Listing:
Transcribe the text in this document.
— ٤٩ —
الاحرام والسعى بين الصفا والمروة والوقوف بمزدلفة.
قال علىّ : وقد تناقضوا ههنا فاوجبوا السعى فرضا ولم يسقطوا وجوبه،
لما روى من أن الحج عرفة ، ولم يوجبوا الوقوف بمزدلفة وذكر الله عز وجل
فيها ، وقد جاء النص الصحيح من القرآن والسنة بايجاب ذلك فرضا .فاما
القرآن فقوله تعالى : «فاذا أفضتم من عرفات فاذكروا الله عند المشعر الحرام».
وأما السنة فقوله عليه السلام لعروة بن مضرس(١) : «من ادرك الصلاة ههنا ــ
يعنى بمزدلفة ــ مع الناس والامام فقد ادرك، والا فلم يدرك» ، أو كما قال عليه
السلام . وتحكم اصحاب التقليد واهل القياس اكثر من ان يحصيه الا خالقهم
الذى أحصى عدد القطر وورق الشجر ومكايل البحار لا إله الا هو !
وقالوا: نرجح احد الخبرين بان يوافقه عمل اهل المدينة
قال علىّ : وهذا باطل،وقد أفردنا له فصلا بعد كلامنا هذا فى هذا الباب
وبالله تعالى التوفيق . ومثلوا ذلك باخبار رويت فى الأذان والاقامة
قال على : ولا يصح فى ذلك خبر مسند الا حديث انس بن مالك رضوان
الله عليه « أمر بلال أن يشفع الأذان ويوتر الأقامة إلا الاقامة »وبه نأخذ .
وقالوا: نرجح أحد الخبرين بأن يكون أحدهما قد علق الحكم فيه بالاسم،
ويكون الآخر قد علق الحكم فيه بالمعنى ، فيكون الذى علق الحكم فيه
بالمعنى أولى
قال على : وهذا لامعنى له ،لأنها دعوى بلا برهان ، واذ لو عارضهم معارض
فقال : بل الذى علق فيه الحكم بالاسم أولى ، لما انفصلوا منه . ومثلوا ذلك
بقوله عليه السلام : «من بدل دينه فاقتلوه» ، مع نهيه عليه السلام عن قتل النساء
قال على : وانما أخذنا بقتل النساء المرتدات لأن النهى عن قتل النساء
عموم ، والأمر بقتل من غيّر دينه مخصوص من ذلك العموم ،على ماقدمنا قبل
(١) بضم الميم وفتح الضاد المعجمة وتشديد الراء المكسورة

---

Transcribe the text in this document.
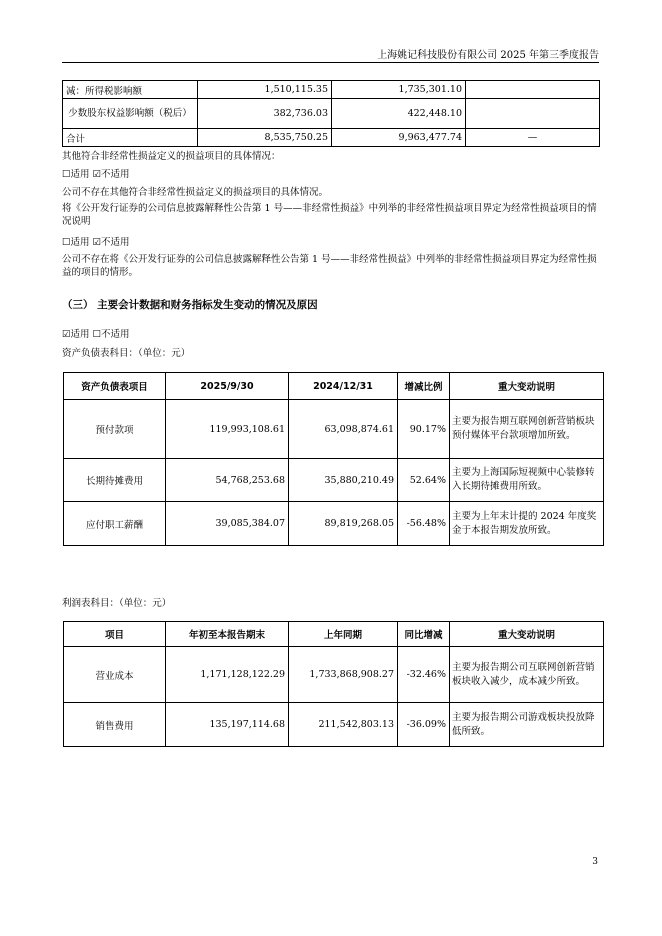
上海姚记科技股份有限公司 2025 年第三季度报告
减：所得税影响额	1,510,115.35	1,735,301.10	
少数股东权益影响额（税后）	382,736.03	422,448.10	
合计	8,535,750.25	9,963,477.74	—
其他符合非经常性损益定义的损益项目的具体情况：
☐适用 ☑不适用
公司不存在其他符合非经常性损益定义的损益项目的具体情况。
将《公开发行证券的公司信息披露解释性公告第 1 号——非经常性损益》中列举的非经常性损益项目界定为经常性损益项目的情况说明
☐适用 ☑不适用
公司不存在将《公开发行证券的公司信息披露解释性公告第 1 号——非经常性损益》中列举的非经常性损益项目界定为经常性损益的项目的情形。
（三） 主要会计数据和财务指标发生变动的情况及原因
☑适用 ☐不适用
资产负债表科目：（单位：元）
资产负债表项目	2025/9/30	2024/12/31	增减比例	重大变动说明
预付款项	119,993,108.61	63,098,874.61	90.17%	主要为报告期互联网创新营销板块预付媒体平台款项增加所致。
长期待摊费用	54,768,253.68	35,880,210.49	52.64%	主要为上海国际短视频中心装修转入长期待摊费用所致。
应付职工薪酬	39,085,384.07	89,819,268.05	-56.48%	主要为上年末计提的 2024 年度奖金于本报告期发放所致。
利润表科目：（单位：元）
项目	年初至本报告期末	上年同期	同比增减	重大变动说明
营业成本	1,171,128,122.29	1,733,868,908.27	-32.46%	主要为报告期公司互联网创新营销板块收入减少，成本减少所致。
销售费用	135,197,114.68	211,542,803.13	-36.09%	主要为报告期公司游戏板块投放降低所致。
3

Exercise instructions:
Lines containing the string "الذى" are to be selected and copied.

Solution for this task:
الذى أحصى عدد القطر وورق الشجر ومكايل البحار لا إله الا هو !
ويكون الآخر قد علق الحكم فيه بالمعنى ، فيكون الذى علق الحكم فيه
فقال : بل الذى علق فيه الحكم بالاسم أولى ، لما انفصلوا منه . ومثلوا ذلك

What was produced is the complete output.